TO BE DONE: Exactly as written, quote every line that follows, skipping the images.

__________

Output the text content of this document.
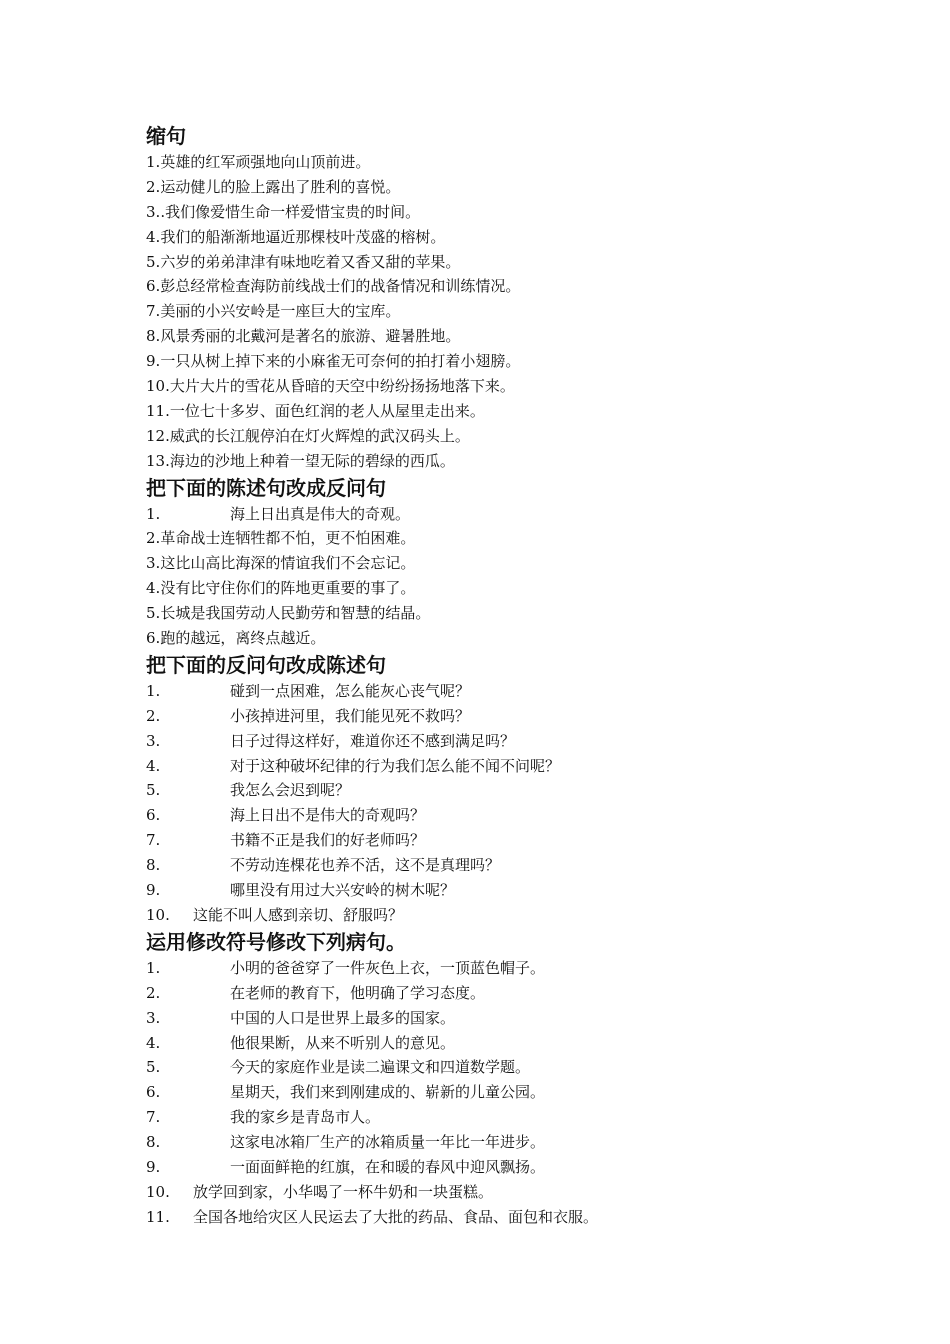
缩句
1. 英雄的红军顽强地向山顶前进。
2. 运动健儿的脸上露出了胜利的喜悦。
3. .我们像爱惜生命一样爱惜宝贵的时间。
4. 我们的船渐渐地逼近那棵枝叶茂盛的榕树。
5. 六岁的弟弟津津有味地吃着又香又甜的苹果。
6. 彭总经常检查海防前线战士们的战备情况和训练情况。
7. 美丽的小兴安岭是一座巨大的宝库。
8. 风景秀丽的北戴河是著名的旅游、避暑胜地。
9. 一只从树上掉下来的小麻雀无可奈何的拍打着小翅膀。
10. 大片大片的雪花从昏暗的天空中纷纷扬扬地落下来。
11. 一位七十多岁、面色红润的老人从屋里走出来。
12. 威武的长江舰停泊在灯火辉煌的武汉码头上。
13. 海边的沙地上种着一望无际的碧绿的西瓜。
把下面的陈述句改成反问句
1.	海上日出真是伟大的奇观。
2. 革命战士连牺牲都不怕，更不怕困难。
3. 这比山高比海深的情谊我们不会忘记。
4. 没有比守住你们的阵地更重要的事了。
5. 长城是我国劳动人民勤劳和智慧的结晶。
6. 跑的越远，离终点越近。
把下面的反问句改成陈述句
1.	碰到一点困难，怎么能灰心丧气呢？
2.	小孩掉进河里，我们能见死不救吗？
3.	日子过得这样好，难道你还不感到满足吗？
4.	对于这种破坏纪律的行为我们怎么能不闻不问呢？
5.	我怎么会迟到呢？
6.	海上日出不是伟大的奇观吗？
7.	书籍不正是我们的好老师吗？
8.	不劳动连棵花也养不活，这不是真理吗？
9.	哪里没有用过大兴安岭的树木呢？
10.	这能不叫人感到亲切、舒服吗？
运用修改符号修改下列病句。
1.	小明的爸爸穿了一件灰色上衣，一顶蓝色帽子。
2.	在老师的教育下，他明确了学习态度。
3.	中国的人口是世界上最多的国家。
4.	他很果断，从来不听别人的意见。
5.	今天的家庭作业是读二遍课文和四道数学题。
6.	星期天，我们来到刚建成的、崭新的儿童公园。
7.	我的家乡是青岛市人。
8.	这家电冰箱厂生产的冰箱质量一年比一年进步。
9.	一面面鲜艳的红旗，在和暖的春风中迎风飘扬。
10.	放学回到家，小华喝了一杯牛奶和一块蛋糕。
11.	全国各地给灾区人民运去了大批的药品、食品、面包和衣服。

__________

WORKED SOLUTION:
Output the text content of this document.
缩句
1. 英雄的红军顽强地向山顶前进。
2. 运动健儿的脸上露出了胜利的喜悦。
3. .我们像爱惜生命一样爱惜宝贵的时间。
4. 我们的船渐渐地逼近那棵枝叶茂盛的榕树。
5. 六岁的弟弟津津有味地吃着又香又甜的苹果。
6. 彭总经常检查海防前线战士们的战备情况和训练情况。
7. 美丽的小兴安岭是一座巨大的宝库。
8. 风景秀丽的北戴河是著名的旅游、避暑胜地。
9. 一只从树上掉下来的小麻雀无可奈何的拍打着小翅膀。
10. 大片大片的雪花从昏暗的天空中纷纷扬扬地落下来。
11. 一位七十多岁、面色红润的老人从屋里走出来。
12. 威武的长江舰停泊在灯火辉煌的武汉码头上。
13. 海边的沙地上种着一望无际的碧绿的西瓜。
把下面的陈述句改成反问句
1.	海上日出真是伟大的奇观。
2. 革命战士连牺牲都不怕，更不怕困难。
3. 这比山高比海深的情谊我们不会忘记。
4. 没有比守住你们的阵地更重要的事了。
5. 长城是我国劳动人民勤劳和智慧的结晶。
6. 跑的越远，离终点越近。
把下面的反问句改成陈述句
1.	碰到一点困难，怎么能灰心丧气呢？
2.	小孩掉进河里，我们能见死不救吗？
3.	日子过得这样好，难道你还不感到满足吗？
4.	对于这种破坏纪律的行为我们怎么能不闻不问呢？
5.	我怎么会迟到呢？
6.	海上日出不是伟大的奇观吗？
7.	书籍不正是我们的好老师吗？
8.	不劳动连棵花也养不活，这不是真理吗？
9.	哪里没有用过大兴安岭的树木呢？
10.	这能不叫人感到亲切、舒服吗？
运用修改符号修改下列病句。
1.	小明的爸爸穿了一件灰色上衣，一顶蓝色帽子。
2.	在老师的教育下，他明确了学习态度。
3.	中国的人口是世界上最多的国家。
4.	他很果断，从来不听别人的意见。
5.	今天的家庭作业是读二遍课文和四道数学题。
6.	星期天，我们来到刚建成的、崭新的儿童公园。
7.	我的家乡是青岛市人。
8.	这家电冰箱厂生产的冰箱质量一年比一年进步。
9.	一面面鲜艳的红旗，在和暖的春风中迎风飘扬。
10.	放学回到家，小华喝了一杯牛奶和一块蛋糕。
11.	全国各地给灾区人民运去了大批的药品、食品、面包和衣服。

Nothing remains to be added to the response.